Labeled region data
╭──
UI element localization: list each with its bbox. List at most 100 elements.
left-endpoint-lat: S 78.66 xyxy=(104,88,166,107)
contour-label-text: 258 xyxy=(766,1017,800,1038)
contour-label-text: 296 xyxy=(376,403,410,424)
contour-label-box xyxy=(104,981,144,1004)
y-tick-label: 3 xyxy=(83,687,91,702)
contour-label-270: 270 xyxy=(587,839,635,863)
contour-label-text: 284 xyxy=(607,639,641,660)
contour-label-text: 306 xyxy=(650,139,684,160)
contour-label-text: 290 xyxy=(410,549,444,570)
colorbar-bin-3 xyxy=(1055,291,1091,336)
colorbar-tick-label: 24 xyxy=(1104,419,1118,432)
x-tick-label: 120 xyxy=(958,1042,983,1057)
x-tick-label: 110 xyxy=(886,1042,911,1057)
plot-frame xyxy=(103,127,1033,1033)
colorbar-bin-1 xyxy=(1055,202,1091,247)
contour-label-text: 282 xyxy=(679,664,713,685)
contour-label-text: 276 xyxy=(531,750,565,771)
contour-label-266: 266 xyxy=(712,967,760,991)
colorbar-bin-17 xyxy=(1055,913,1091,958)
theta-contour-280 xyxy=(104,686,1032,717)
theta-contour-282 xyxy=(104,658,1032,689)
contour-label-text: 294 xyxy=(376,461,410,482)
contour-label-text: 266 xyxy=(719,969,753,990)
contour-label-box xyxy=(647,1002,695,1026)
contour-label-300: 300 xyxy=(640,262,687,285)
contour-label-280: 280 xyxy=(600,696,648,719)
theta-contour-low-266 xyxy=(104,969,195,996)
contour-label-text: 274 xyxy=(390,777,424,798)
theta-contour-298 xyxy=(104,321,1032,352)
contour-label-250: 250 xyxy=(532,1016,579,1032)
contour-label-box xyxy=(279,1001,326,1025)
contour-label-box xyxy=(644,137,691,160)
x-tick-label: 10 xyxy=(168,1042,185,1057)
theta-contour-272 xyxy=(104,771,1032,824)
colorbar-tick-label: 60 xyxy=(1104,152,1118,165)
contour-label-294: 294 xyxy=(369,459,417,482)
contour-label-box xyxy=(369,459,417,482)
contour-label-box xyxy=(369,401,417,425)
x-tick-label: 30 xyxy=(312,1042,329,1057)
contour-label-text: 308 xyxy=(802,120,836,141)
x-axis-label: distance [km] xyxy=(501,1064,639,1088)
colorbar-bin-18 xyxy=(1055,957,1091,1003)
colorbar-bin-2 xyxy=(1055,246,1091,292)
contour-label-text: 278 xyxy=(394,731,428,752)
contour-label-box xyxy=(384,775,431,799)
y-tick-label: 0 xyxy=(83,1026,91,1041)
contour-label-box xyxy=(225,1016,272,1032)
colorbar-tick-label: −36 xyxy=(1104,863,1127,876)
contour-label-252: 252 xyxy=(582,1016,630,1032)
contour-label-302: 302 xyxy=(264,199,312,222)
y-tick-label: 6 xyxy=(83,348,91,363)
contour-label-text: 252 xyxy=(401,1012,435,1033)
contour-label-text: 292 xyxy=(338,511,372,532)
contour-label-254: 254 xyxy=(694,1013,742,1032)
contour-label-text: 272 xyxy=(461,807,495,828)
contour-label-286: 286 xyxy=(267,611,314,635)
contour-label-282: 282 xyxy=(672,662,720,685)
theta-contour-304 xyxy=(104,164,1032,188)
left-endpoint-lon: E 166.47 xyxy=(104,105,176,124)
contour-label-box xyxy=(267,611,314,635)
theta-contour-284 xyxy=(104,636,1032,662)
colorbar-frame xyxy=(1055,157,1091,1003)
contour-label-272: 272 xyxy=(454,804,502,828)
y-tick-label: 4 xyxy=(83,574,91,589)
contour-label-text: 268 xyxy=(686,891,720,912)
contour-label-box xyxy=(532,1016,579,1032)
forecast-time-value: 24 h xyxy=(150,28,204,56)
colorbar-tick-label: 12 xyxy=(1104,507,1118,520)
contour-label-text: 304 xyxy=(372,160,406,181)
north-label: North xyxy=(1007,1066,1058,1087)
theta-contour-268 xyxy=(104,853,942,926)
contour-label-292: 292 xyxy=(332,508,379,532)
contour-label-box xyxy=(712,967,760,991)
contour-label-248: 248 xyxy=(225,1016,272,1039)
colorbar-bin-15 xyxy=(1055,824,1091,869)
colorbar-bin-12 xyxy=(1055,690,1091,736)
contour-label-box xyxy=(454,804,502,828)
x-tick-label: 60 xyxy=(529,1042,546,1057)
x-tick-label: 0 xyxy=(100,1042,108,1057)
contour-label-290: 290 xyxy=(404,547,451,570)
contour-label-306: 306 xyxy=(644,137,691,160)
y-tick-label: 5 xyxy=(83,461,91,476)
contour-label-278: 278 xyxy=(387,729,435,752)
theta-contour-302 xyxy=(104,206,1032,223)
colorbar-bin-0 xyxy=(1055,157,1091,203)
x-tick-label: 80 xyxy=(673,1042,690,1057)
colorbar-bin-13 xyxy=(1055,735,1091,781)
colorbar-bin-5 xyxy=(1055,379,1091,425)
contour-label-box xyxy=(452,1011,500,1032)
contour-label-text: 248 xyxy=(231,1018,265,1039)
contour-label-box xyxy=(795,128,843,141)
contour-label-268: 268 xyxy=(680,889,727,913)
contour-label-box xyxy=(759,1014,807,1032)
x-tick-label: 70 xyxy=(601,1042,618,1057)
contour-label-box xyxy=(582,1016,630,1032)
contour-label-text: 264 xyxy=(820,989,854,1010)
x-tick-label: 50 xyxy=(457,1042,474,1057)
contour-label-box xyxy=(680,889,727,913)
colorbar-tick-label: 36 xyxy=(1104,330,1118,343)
╰──
§ Your objective:
Output the data above line for line, with no changes.

§ Worked solution:
UI element localization: list each with its bbox. List at most 100 elements.
left-endpoint-lat: S 78.66 xyxy=(104,88,166,107)
contour-label-text: 258 xyxy=(766,1017,800,1038)
contour-label-text: 296 xyxy=(376,403,410,424)
contour-label-box xyxy=(104,981,144,1004)
y-tick-label: 3 xyxy=(83,687,91,702)
contour-label-270: 270 xyxy=(587,839,635,863)
contour-label-text: 284 xyxy=(607,639,641,660)
contour-label-text: 306 xyxy=(650,139,684,160)
contour-label-text: 290 xyxy=(410,549,444,570)
colorbar-bin-3 xyxy=(1055,291,1091,336)
colorbar-tick-label: 24 xyxy=(1104,419,1118,432)
x-tick-label: 120 xyxy=(958,1042,983,1057)
x-tick-label: 110 xyxy=(886,1042,911,1057)
plot-frame xyxy=(103,127,1033,1033)
colorbar-bin-1 xyxy=(1055,202,1091,247)
contour-label-text: 282 xyxy=(679,664,713,685)
contour-label-text: 276 xyxy=(531,750,565,771)
contour-label-266: 266 xyxy=(712,967,760,991)
colorbar-bin-17 xyxy=(1055,913,1091,958)
theta-contour-280 xyxy=(104,686,1032,717)
theta-contour-282 xyxy=(104,658,1032,689)
contour-label-text: 294 xyxy=(376,461,410,482)
contour-label-text: 266 xyxy=(719,969,753,990)
contour-label-box xyxy=(647,1002,695,1026)
contour-label-300: 300 xyxy=(640,262,687,285)
contour-label-280: 280 xyxy=(600,696,648,719)
theta-contour-low-266 xyxy=(104,969,195,996)
contour-label-text: 274 xyxy=(390,777,424,798)
theta-contour-298 xyxy=(104,321,1032,352)
contour-label-250: 250 xyxy=(532,1016,579,1032)
contour-label-box xyxy=(279,1001,326,1025)
contour-label-box xyxy=(644,137,691,160)
x-tick-label: 10 xyxy=(168,1042,185,1057)
theta-contour-272 xyxy=(104,771,1032,824)
colorbar-tick-label: 60 xyxy=(1104,152,1118,165)
contour-label-294: 294 xyxy=(369,459,417,482)
contour-label-box xyxy=(369,459,417,482)
contour-label-box xyxy=(369,401,417,425)
x-tick-label: 30 xyxy=(312,1042,329,1057)
contour-label-text: 308 xyxy=(802,120,836,141)
x-axis-label: distance [km] xyxy=(501,1064,639,1088)
colorbar-bin-18 xyxy=(1055,957,1091,1003)
colorbar-bin-2 xyxy=(1055,246,1091,292)
contour-label-text: 278 xyxy=(394,731,428,752)
contour-label-box xyxy=(384,775,431,799)
y-tick-label: 0 xyxy=(83,1026,91,1041)
contour-label-box xyxy=(225,1016,272,1032)
colorbar-tick-label: −36 xyxy=(1104,863,1127,876)
contour-label-252: 252 xyxy=(582,1016,630,1032)
contour-label-302: 302 xyxy=(264,199,312,222)
y-tick-label: 6 xyxy=(83,348,91,363)
contour-label-text: 252 xyxy=(401,1012,435,1033)
contour-label-text: 292 xyxy=(338,511,372,532)
contour-label-254: 254 xyxy=(694,1013,742,1032)
contour-label-text: 272 xyxy=(461,807,495,828)
contour-label-286: 286 xyxy=(267,611,314,635)
contour-label-282: 282 xyxy=(672,662,720,685)
theta-contour-304 xyxy=(104,164,1032,188)
left-endpoint-lon: E 166.47 xyxy=(104,105,176,124)
contour-label-box xyxy=(267,611,314,635)
theta-contour-284 xyxy=(104,636,1032,662)
colorbar-frame xyxy=(1055,157,1091,1003)
contour-label-272: 272 xyxy=(454,804,502,828)
y-tick-label: 4 xyxy=(83,574,91,589)
contour-label-text: 268 xyxy=(686,891,720,912)
contour-label-box xyxy=(532,1016,579,1032)
forecast-time-value: 24 h xyxy=(150,28,204,56)
colorbar-tick-label: 12 xyxy=(1104,507,1118,520)
contour-label-text: 304 xyxy=(372,160,406,181)
north-label: North xyxy=(1007,1066,1058,1087)
theta-contour-268 xyxy=(104,853,942,926)
contour-label-292: 292 xyxy=(332,508,379,532)
contour-label-box xyxy=(712,967,760,991)
contour-label-248: 248 xyxy=(225,1016,272,1039)
colorbar-bin-15 xyxy=(1055,824,1091,869)
colorbar-bin-12 xyxy=(1055,690,1091,736)
contour-label-box xyxy=(454,804,502,828)
x-tick-label: 60 xyxy=(529,1042,546,1057)
x-tick-label: 0 xyxy=(100,1042,108,1057)
contour-label-290: 290 xyxy=(404,547,451,570)
contour-label-306: 306 xyxy=(644,137,691,160)
y-tick-label: 5 xyxy=(83,461,91,476)
contour-label-278: 278 xyxy=(387,729,435,752)
theta-contour-302 xyxy=(104,206,1032,223)
colorbar-bin-0 xyxy=(1055,157,1091,203)
x-tick-label: 80 xyxy=(673,1042,690,1057)
colorbar-bin-13 xyxy=(1055,735,1091,781)
colorbar-bin-5 xyxy=(1055,379,1091,425)
contour-label-box xyxy=(452,1011,500,1032)
contour-label-text: 248 xyxy=(231,1018,265,1039)
contour-label-box xyxy=(795,128,843,141)
contour-label-268: 268 xyxy=(680,889,727,913)
contour-label-box xyxy=(759,1014,807,1032)
x-tick-label: 70 xyxy=(601,1042,618,1057)
contour-label-box xyxy=(582,1016,630,1032)
contour-label-text: 264 xyxy=(820,989,854,1010)
x-tick-label: 50 xyxy=(457,1042,474,1057)
contour-label-box xyxy=(680,889,727,913)
colorbar-tick-label: 36 xyxy=(1104,330,1118,343)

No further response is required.